--- Record list ---

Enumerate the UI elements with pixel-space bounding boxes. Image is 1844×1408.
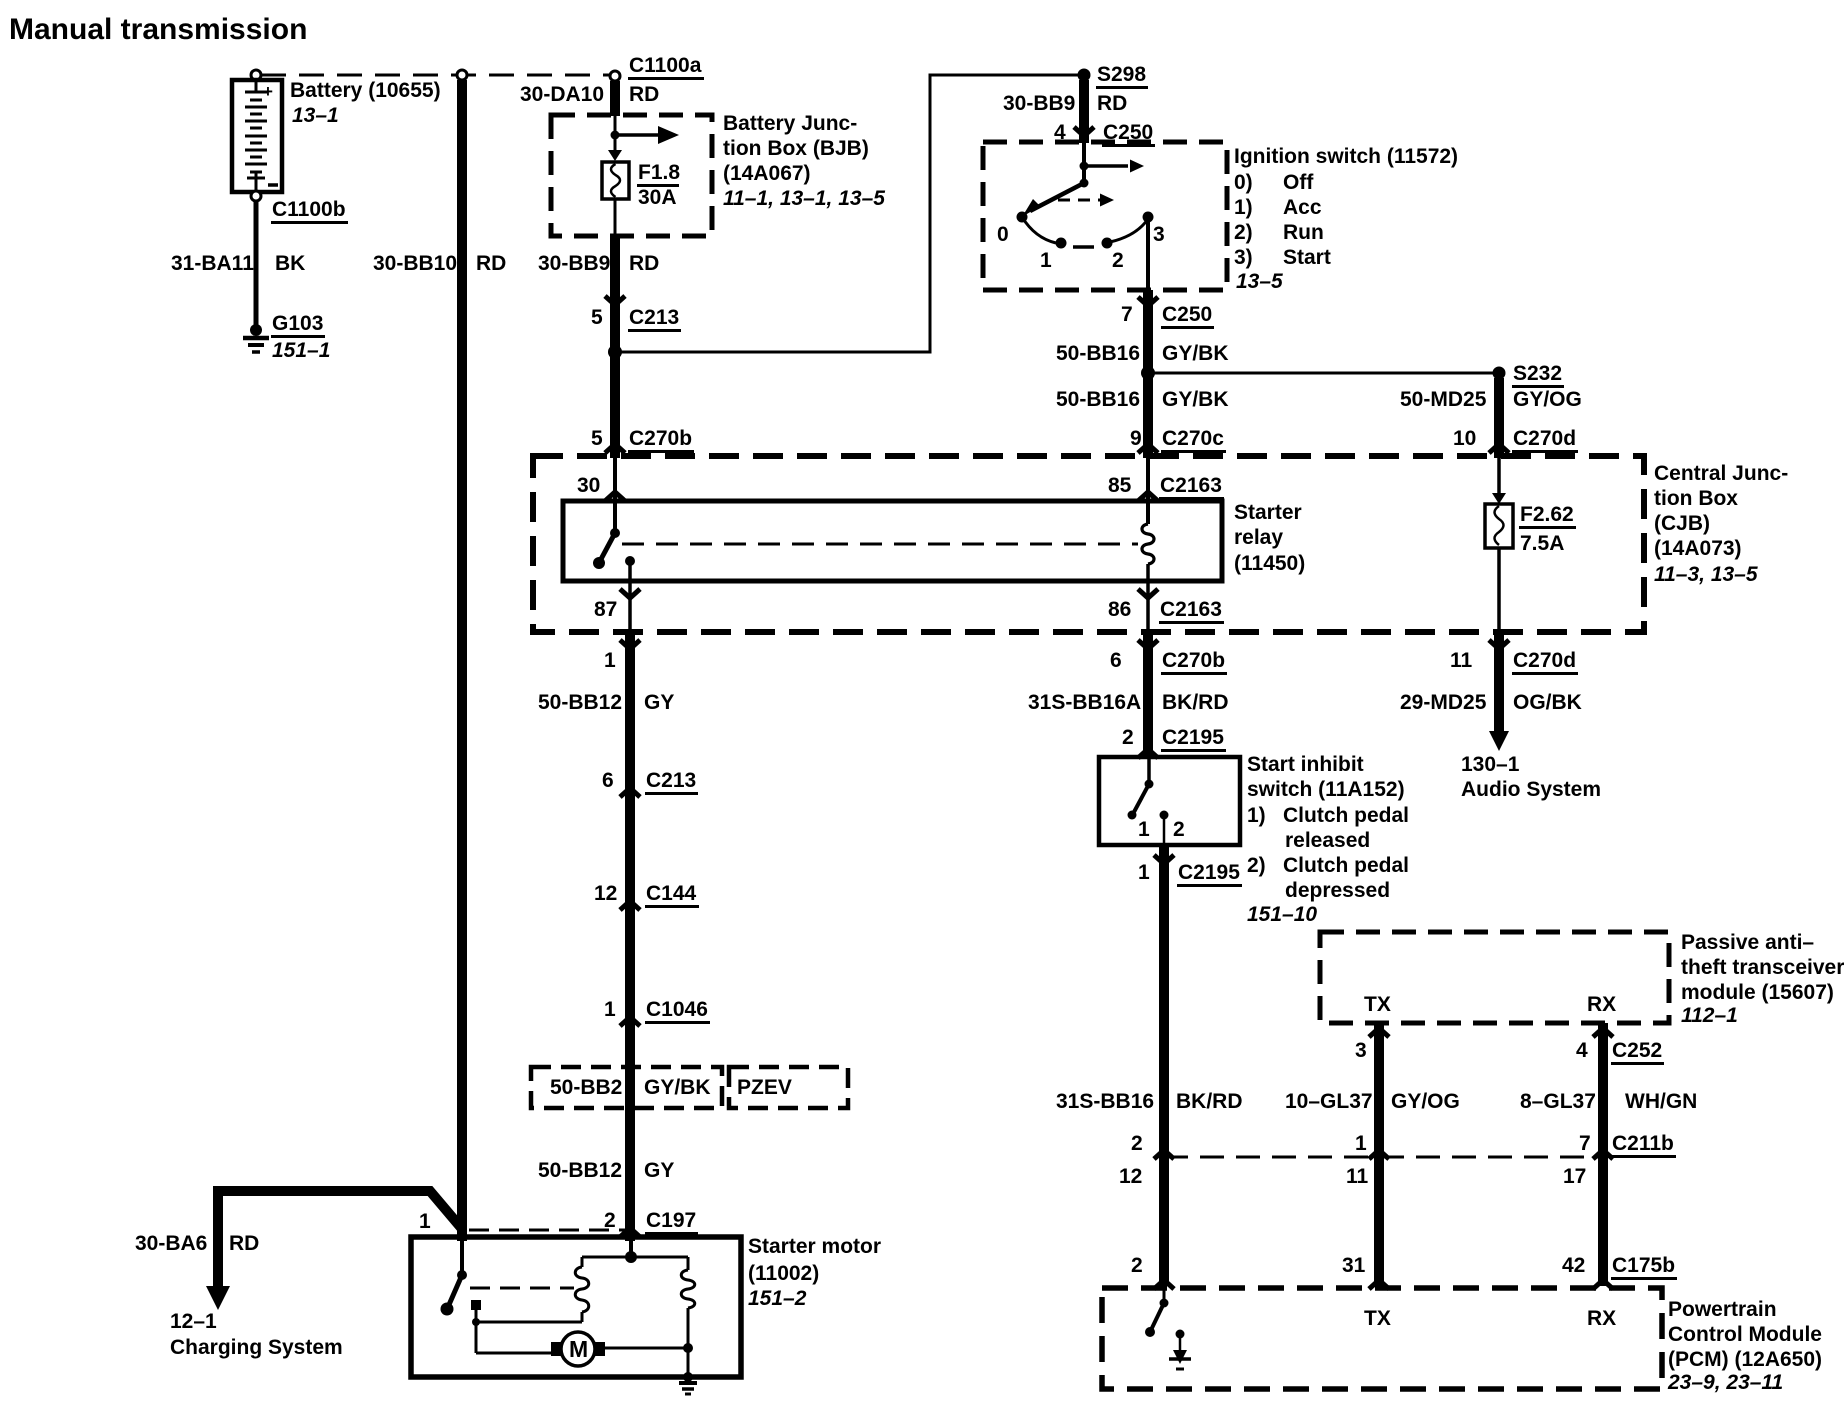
svg-text:M: M — [569, 1336, 588, 1362]
battery (10655) — [232, 80, 282, 192]
svg-text:TX: TX — [1364, 1307, 1391, 1330]
svg-text:(11450): (11450) — [1234, 552, 1305, 575]
svg-text:1: 1 — [1355, 1132, 1367, 1155]
relay pin 86 arrow — [1138, 589, 1158, 598]
svg-text:tion Box (BJB): tion Box (BJB) — [723, 137, 869, 160]
PCM internal switch feed — [1163, 1288, 1166, 1303]
relay stationary contact — [625, 556, 635, 566]
svg-text:10–GL37: 10–GL37 — [1285, 1090, 1373, 1113]
svg-text:RX: RX — [1587, 1307, 1616, 1330]
connector C250 pin 7 (arrow) — [1138, 297, 1158, 306]
svg-text:(CJB): (CJB) — [1654, 512, 1710, 535]
svg-text:12: 12 — [1119, 1165, 1142, 1188]
svg-text:30-BB9: 30-BB9 — [538, 252, 610, 275]
wire 30-DA10 RD (C1100a to BJB) — [610, 81, 620, 116]
start inhibit switch (11A152) outline — [1099, 757, 1240, 845]
svg-text:31: 31 — [1342, 1254, 1366, 1277]
wire: link to splice S232 — [1148, 372, 1494, 375]
svg-text:30-BB10: 30-BB10 — [373, 252, 457, 275]
svg-text:2: 2 — [1112, 249, 1124, 272]
passive anti-theft transceiver module outline — [1320, 932, 1669, 1023]
connector C270d pin 10 (arrow) — [1489, 444, 1509, 453]
connector C175b pin 31 (arrow) — [1369, 1280, 1389, 1289]
svg-text:C211b: C211b — [1612, 1132, 1674, 1155]
node: ignition rotor pivot — [1080, 179, 1089, 188]
svg-text:GY/BK: GY/BK — [1162, 342, 1229, 365]
svg-text:0: 0 — [997, 223, 1009, 246]
svg-text:theft transceiver: theft transceiver — [1681, 956, 1844, 979]
svg-text:11–1, 13–1, 13–5: 11–1, 13–1, 13–5 — [723, 187, 885, 210]
svg-text:1: 1 — [604, 998, 616, 1021]
wire 30-BA6 RD (to charging system) — [218, 1191, 463, 1288]
wire: ignition contact 3 to C250 pin 7 — [1146, 220, 1150, 290]
svg-text:30-BA6: 30-BA6 — [135, 1232, 207, 1255]
svg-text:TX: TX — [1364, 993, 1391, 1016]
svg-text:1: 1 — [419, 1210, 431, 1233]
svg-text:C197: C197 — [646, 1209, 696, 1232]
svg-text:C1046: C1046 — [646, 998, 708, 1021]
svg-text:BK/RD: BK/RD — [1162, 691, 1229, 714]
node: battery positive terminal — [251, 70, 261, 80]
svg-text:F2.62: F2.62 — [1520, 503, 1574, 526]
connector C211b pin 2 (arrow) — [1154, 1150, 1174, 1159]
arrow: ignition feed branch — [1084, 164, 1128, 168]
wire: contact post to solenoid coil — [476, 1321, 582, 1324]
svg-text:(14A067): (14A067) — [723, 162, 811, 185]
starter motor feed from C197 pin 2 — [629, 1241, 633, 1257]
connector C2195 pin 2 (arrow) — [1138, 749, 1158, 758]
fuse F1.8 30A — [602, 162, 629, 199]
contact 0 of ignition switch — [1017, 212, 1028, 223]
connector C252 pin 4 (arrow) — [1593, 1028, 1613, 1037]
contact 3 of ignition switch — [1143, 212, 1154, 223]
wire 50-MD25 GY/OG (S232 to CJB) — [1494, 378, 1504, 458]
svg-text:1): 1) — [1234, 196, 1253, 219]
wire 30-BB9 RD (S298 to ignition switch) — [1079, 80, 1089, 143]
svg-text:C213: C213 — [629, 306, 679, 329]
wire 30-BB10 RD (battery bus to starter motor) — [457, 80, 467, 1241]
svg-text:Control Module: Control Module — [1668, 1323, 1822, 1346]
wire: motor to field winding — [605, 1347, 688, 1350]
svg-text:G103: G103 — [272, 312, 323, 335]
svg-text:12: 12 — [594, 882, 617, 905]
relay pin 85 lead — [1146, 458, 1150, 524]
svg-text:10: 10 — [1453, 427, 1476, 450]
svg-text:1): 1) — [1247, 804, 1266, 827]
ignition rotor arm — [1030, 183, 1084, 211]
svg-text:RX: RX — [1587, 993, 1616, 1016]
svg-text:Start inhibit: Start inhibit — [1247, 753, 1364, 776]
svg-text:C270d: C270d — [1513, 649, 1576, 672]
arrow: rotation direction (dashed) — [1058, 199, 1100, 202]
svg-text:GY/BK: GY/BK — [644, 1076, 711, 1099]
arrow to audio system — [1489, 731, 1509, 751]
node: ignition switch feed junction — [1080, 162, 1089, 171]
ignition switch internal feed — [1082, 142, 1086, 183]
svg-text:Starter motor: Starter motor — [748, 1235, 881, 1258]
svg-text:13–1: 13–1 — [292, 104, 339, 127]
splice S232 — [1493, 367, 1506, 380]
svg-text:1: 1 — [1138, 818, 1150, 841]
svg-text:50-BB16: 50-BB16 — [1056, 342, 1140, 365]
svg-text:depressed: depressed — [1285, 879, 1390, 902]
node: C1100a connector — [610, 71, 620, 81]
svg-text:2): 2) — [1247, 854, 1266, 877]
svg-text:6: 6 — [1110, 649, 1122, 672]
wire: contact post to motor brush — [476, 1352, 553, 1355]
svg-text:50-BB12: 50-BB12 — [538, 691, 622, 714]
svg-text:Audio System: Audio System — [1461, 778, 1601, 801]
svg-text:86: 86 — [1108, 598, 1131, 621]
svg-text:1: 1 — [604, 649, 616, 672]
wire: dashed bus from battery positive to C1100a — [261, 74, 610, 77]
svg-text:C2163: C2163 — [1160, 474, 1222, 497]
svg-text:7: 7 — [1121, 303, 1133, 326]
svg-text:C2195: C2195 — [1178, 861, 1240, 884]
svg-text:31S-BB16: 31S-BB16 — [1056, 1090, 1154, 1113]
connector C252 pin 3 (arrow) — [1369, 1028, 1389, 1037]
powertrain control module (PCM) outline — [1102, 1288, 1662, 1389]
connector C197 dashed line — [469, 1229, 627, 1232]
wire 29-MD25 OG/BK (CJB to audio system) — [1494, 632, 1504, 733]
svg-text:151–1: 151–1 — [272, 339, 330, 362]
start inhibit switch arm — [1134, 784, 1149, 812]
wire 50-BB12 GY (relay 87 to starter) — [625, 632, 635, 1241]
svg-text:7: 7 — [1579, 1132, 1591, 1155]
node: battery negative terminal — [251, 191, 261, 201]
svg-text:3: 3 — [1355, 1039, 1367, 1062]
connector C197 pin 2 (arrow) — [620, 1228, 640, 1237]
arrow into fuse F1.8 — [608, 150, 622, 161]
svg-text:Off: Off — [1283, 171, 1314, 194]
svg-text:S232: S232 — [1513, 362, 1562, 385]
relay pin 87 arrow — [620, 589, 640, 598]
svg-text:GY: GY — [644, 691, 674, 714]
svg-text:Clutch pedal: Clutch pedal — [1283, 804, 1409, 827]
connector C175b pin 42 (arrow) — [1593, 1280, 1613, 1289]
svg-text:30: 30 — [577, 474, 600, 497]
svg-text:2: 2 — [1131, 1254, 1143, 1277]
svg-text:29-MD25: 29-MD25 — [1400, 691, 1487, 714]
svg-text:50-BB16: 50-BB16 — [1056, 388, 1140, 411]
solenoid dashed actuator link — [470, 1287, 574, 1290]
connector C211b dashed line — [1164, 1156, 1603, 1159]
relay coil dashed actuator link — [622, 543, 1138, 546]
wire 50-BB16 GY/BK (ignition to S232 node) — [1143, 290, 1153, 458]
svg-text:6: 6 — [602, 769, 614, 792]
relay pin 85 arrow — [1138, 492, 1158, 501]
starter motor ground — [683, 1372, 693, 1382]
svg-text:GY/OG: GY/OG — [1391, 1090, 1460, 1113]
battery junction box (BJB) outline — [551, 115, 712, 236]
svg-text:GY/OG: GY/OG — [1513, 388, 1582, 411]
node: motor field junction — [683, 1343, 693, 1353]
svg-text:Acc: Acc — [1283, 196, 1322, 219]
node: splice junction to S232 — [1141, 366, 1155, 380]
svg-text:C144: C144 — [646, 882, 697, 905]
svg-text:Battery (10655): Battery (10655) — [290, 79, 441, 102]
connector C270c pin 9 (arrow) — [1138, 444, 1158, 453]
svg-text:50-MD25: 50-MD25 — [1400, 388, 1487, 411]
svg-text:13–5: 13–5 — [1236, 270, 1283, 293]
wire 31-BA11 BK battery to ground — [254, 201, 259, 325]
wire: BJB internal feed — [614, 115, 617, 152]
svg-text:C270b: C270b — [1162, 649, 1225, 672]
svg-text:31S-BB16A: 31S-BB16A — [1028, 691, 1141, 714]
node: starter winding junction — [625, 1251, 637, 1263]
svg-text:C270c: C270c — [1162, 427, 1224, 450]
svg-text:Charging System: Charging System — [170, 1336, 343, 1359]
svg-text:C175b: C175b — [1612, 1254, 1675, 1277]
contact 1 of ignition switch — [1056, 238, 1067, 249]
svg-text:85: 85 — [1108, 474, 1132, 497]
svg-text:BK: BK — [275, 252, 305, 275]
svg-text:50-BB12: 50-BB12 — [538, 1159, 622, 1182]
arrow: BJB feed to other circuits — [615, 133, 659, 137]
svg-text:5: 5 — [591, 427, 603, 450]
connector C2195 pin 1 (arrow) — [1154, 855, 1174, 864]
wire 30-BB9 RD (BJB to C213) — [610, 236, 620, 458]
relay pin 30 arrow — [605, 492, 625, 501]
svg-text:2: 2 — [1122, 726, 1134, 749]
connector C213 pin 5 (arrow) — [605, 296, 625, 305]
svg-text:Ignition switch (11572): Ignition switch (11572) — [1234, 145, 1458, 168]
svg-text:2): 2) — [1234, 221, 1253, 244]
svg-text:30-BB9: 30-BB9 — [1003, 92, 1075, 115]
svg-text:50-BB2: 50-BB2 — [550, 1076, 622, 1099]
svg-text:GY: GY — [644, 1159, 674, 1182]
svg-text:PZEV: PZEV — [737, 1076, 792, 1099]
svg-text:switch (11A152): switch (11A152) — [1247, 778, 1405, 801]
fuse F2.62 to CJB bottom — [1497, 548, 1501, 632]
svg-text:1: 1 — [1040, 249, 1052, 272]
connector C175b pin 2 (arrow) — [1154, 1280, 1174, 1289]
svg-text:C270b: C270b — [629, 427, 692, 450]
svg-text:C2195: C2195 — [1162, 726, 1224, 749]
svg-text:released: released — [1285, 829, 1370, 852]
svg-text:Battery Junc-: Battery Junc- — [723, 112, 857, 135]
svg-text:112–1: 112–1 — [1681, 1004, 1738, 1027]
connector C270b pin 5 (arrow) — [605, 444, 625, 453]
PCM internal switch arm — [1151, 1303, 1164, 1330]
svg-text:(11002): (11002) — [748, 1262, 819, 1285]
solenoid contact post — [471, 1300, 481, 1310]
alternate wire 50-BB2 GY/BK box — [531, 1067, 722, 1108]
svg-text:C213: C213 — [646, 769, 696, 792]
central junction box (CJB) outline — [533, 456, 1644, 632]
relay coil to pin 86 lead — [1146, 564, 1150, 632]
svg-text:151–2: 151–2 — [748, 1287, 807, 1310]
svg-text:30A: 30A — [638, 186, 677, 209]
svg-text:Start: Start — [1283, 246, 1331, 269]
starter solenoid switch feed — [460, 1241, 464, 1275]
wire: fuse to BJB bottom — [614, 199, 617, 236]
svg-text:Clutch pedal: Clutch pedal — [1283, 854, 1409, 877]
svg-text:11: 11 — [1346, 1165, 1369, 1188]
svg-text:Powertrain: Powertrain — [1668, 1298, 1777, 1321]
wire 31S-BB16A BK/RD (relay 86 to start inhibit switch) — [1143, 632, 1153, 757]
wire: field junction to ground — [687, 1348, 690, 1379]
svg-text:Starter: Starter — [1234, 501, 1302, 524]
svg-text:12–1: 12–1 — [170, 1310, 217, 1333]
svg-text:C250: C250 — [1162, 303, 1212, 326]
svg-text:RD: RD — [229, 1232, 259, 1255]
svg-text:RD: RD — [1097, 92, 1127, 115]
connector C270b pin 1 (arrow) — [620, 640, 640, 649]
node: PCM switch common — [1160, 1299, 1169, 1308]
svg-text:module (15607): module (15607) — [1681, 981, 1834, 1004]
wire: link from C213 node to splice S298 — [615, 75, 1079, 352]
starter motor (11002) outline — [411, 1237, 741, 1377]
svg-text:3): 3) — [1234, 246, 1253, 269]
ground G103 — [250, 324, 262, 336]
arrow into fuse F2.62 — [1492, 493, 1506, 504]
contact 2 of ignition switch — [1102, 238, 1113, 249]
svg-text:4: 4 — [1576, 1039, 1588, 1062]
wire 8-GL37 WH/GN (PATS RX to PCM) — [1598, 1023, 1608, 1286]
svg-text:87: 87 — [594, 598, 617, 621]
arc through ignition contacts — [1022, 217, 1056, 243]
relay pin 30 lead — [613, 458, 617, 530]
start inhibit contact 2 node — [1160, 811, 1169, 820]
node: splice below C213 — [608, 345, 622, 359]
node: start inhibit common — [1145, 780, 1154, 789]
svg-text:C1100b: C1100b — [272, 198, 346, 221]
node: 30-BB10 tap on bus — [457, 70, 467, 80]
node: BJB internal junction — [611, 131, 620, 140]
wire: winding top bus — [582, 1256, 688, 1259]
svg-text:C252: C252 — [1612, 1039, 1662, 1062]
svg-text:7.5A: 7.5A — [1520, 532, 1564, 555]
svg-text:11: 11 — [1450, 649, 1473, 672]
svg-text:9: 9 — [1130, 427, 1142, 450]
fuse F2.62 7.5A — [1485, 504, 1513, 548]
svg-text:C2163: C2163 — [1160, 598, 1222, 621]
svg-text:23–9, 23–11: 23–9, 23–11 — [1667, 1371, 1783, 1394]
svg-text:3: 3 — [1153, 223, 1165, 246]
svg-text:17: 17 — [1563, 1165, 1586, 1188]
PCM internal ground contact — [1176, 1330, 1185, 1339]
svg-text:WH/GN: WH/GN — [1625, 1090, 1697, 1113]
svg-text:RD: RD — [629, 83, 659, 106]
relay common contact node — [610, 528, 620, 538]
svg-text:11–3, 13–5: 11–3, 13–5 — [1654, 563, 1758, 586]
arrow to charging system — [206, 1286, 230, 1310]
wire 10-GL37 GY/OG (PATS TX to PCM) — [1374, 1023, 1384, 1286]
svg-text:Central Junc-: Central Junc- — [1654, 462, 1788, 485]
relay movable contact arm — [600, 533, 615, 561]
node: solenoid switch common — [457, 1270, 467, 1280]
svg-text:(14A073): (14A073) — [1654, 537, 1742, 560]
fuse F2.62 feed — [1497, 458, 1501, 495]
svg-text:tion Box: tion Box — [1654, 487, 1738, 510]
solenoid pull-in winding — [581, 1257, 584, 1267]
connector C211b pin 1 (arrow) — [1369, 1150, 1389, 1159]
starter motor M — [551, 1342, 562, 1356]
svg-text:Run: Run — [1283, 221, 1324, 244]
svg-text:RD: RD — [476, 252, 506, 275]
svg-text:2: 2 — [1173, 818, 1185, 841]
svg-text:BK/RD: BK/RD — [1176, 1090, 1243, 1113]
PZEV tag box — [729, 1067, 848, 1108]
connector C211b pin 7 (arrow) — [1593, 1150, 1613, 1159]
start inhibit switch feed — [1147, 757, 1151, 784]
splice S298 — [1078, 69, 1091, 82]
svg-text:5: 5 — [591, 306, 603, 329]
svg-text:0): 0) — [1234, 171, 1253, 194]
svg-text:S298: S298 — [1097, 63, 1146, 86]
svg-text:Manual transmission: Manual transmission — [9, 13, 307, 46]
svg-text:F1.8: F1.8 — [638, 161, 680, 184]
wire 31S-BB16 BK/RD (start inhibit to PCM) — [1159, 845, 1169, 1286]
svg-text:C270d: C270d — [1513, 427, 1576, 450]
connector C270d pin 11 (arrow) — [1489, 640, 1509, 649]
svg-text:Passive anti–: Passive anti– — [1681, 931, 1814, 954]
svg-text:relay: relay — [1234, 526, 1283, 549]
svg-text:42: 42 — [1562, 1254, 1585, 1277]
connector C270b pin 6 (arrow) — [1138, 640, 1158, 649]
svg-text:C1100a: C1100a — [629, 54, 702, 77]
connector C250 pin 4 (arrow) — [1074, 127, 1094, 136]
ignition switch (11572) outline — [983, 142, 1227, 290]
relay coil — [1142, 524, 1154, 564]
svg-text:1: 1 — [1138, 861, 1150, 884]
svg-text:30-DA10: 30-DA10 — [520, 83, 604, 106]
svg-text:GY/BK: GY/BK — [1162, 388, 1229, 411]
starter solenoid switch arm — [448, 1275, 462, 1307]
starter field winding — [687, 1257, 690, 1270]
connector C1046 pin 1 (arrow) — [620, 1017, 640, 1026]
svg-text:31-BA11: 31-BA11 — [171, 252, 254, 275]
connector C213 pin 6 (arrow) — [620, 788, 640, 797]
svg-text:130–1: 130–1 — [1461, 753, 1520, 776]
start inhibit contact 2 lead — [1163, 815, 1166, 845]
svg-text:(PCM) (12A650): (PCM) (12A650) — [1668, 1348, 1822, 1371]
relay contact to pin 87 lead — [628, 561, 632, 632]
svg-text:RD: RD — [629, 252, 659, 275]
connector C144 pin 12 (arrow) — [620, 901, 640, 910]
svg-text:8–GL37: 8–GL37 — [1520, 1090, 1596, 1113]
svg-text:OG/BK: OG/BK — [1513, 691, 1582, 714]
svg-text:2: 2 — [1131, 1132, 1143, 1155]
starter relay (11450) outline — [563, 501, 1222, 581]
svg-text:151–10: 151–10 — [1247, 903, 1317, 926]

---

Written task
Starting at the line that has "svg-text:M: M — [569, 1336, 588, 1362]" and stopping after the line that has "relay stationary contact", rewrite that stretch of the material with "arrow" swapped for "pointer" and nothing else changed.

Task result
svg-text:M: M — [569, 1336, 588, 1362]
battery (10655) — [232, 80, 282, 192]
svg-text:TX: TX — [1364, 1307, 1391, 1330]
svg-text:(11450): (11450) — [1234, 552, 1305, 575]
svg-text:1: 1 — [1355, 1132, 1367, 1155]
relay pin 86 pointer — [1138, 589, 1158, 598]
svg-text:tion Box (BJB): tion Box (BJB) — [723, 137, 869, 160]
PCM internal switch feed — [1163, 1288, 1166, 1303]
relay stationary contact — [625, 556, 635, 566]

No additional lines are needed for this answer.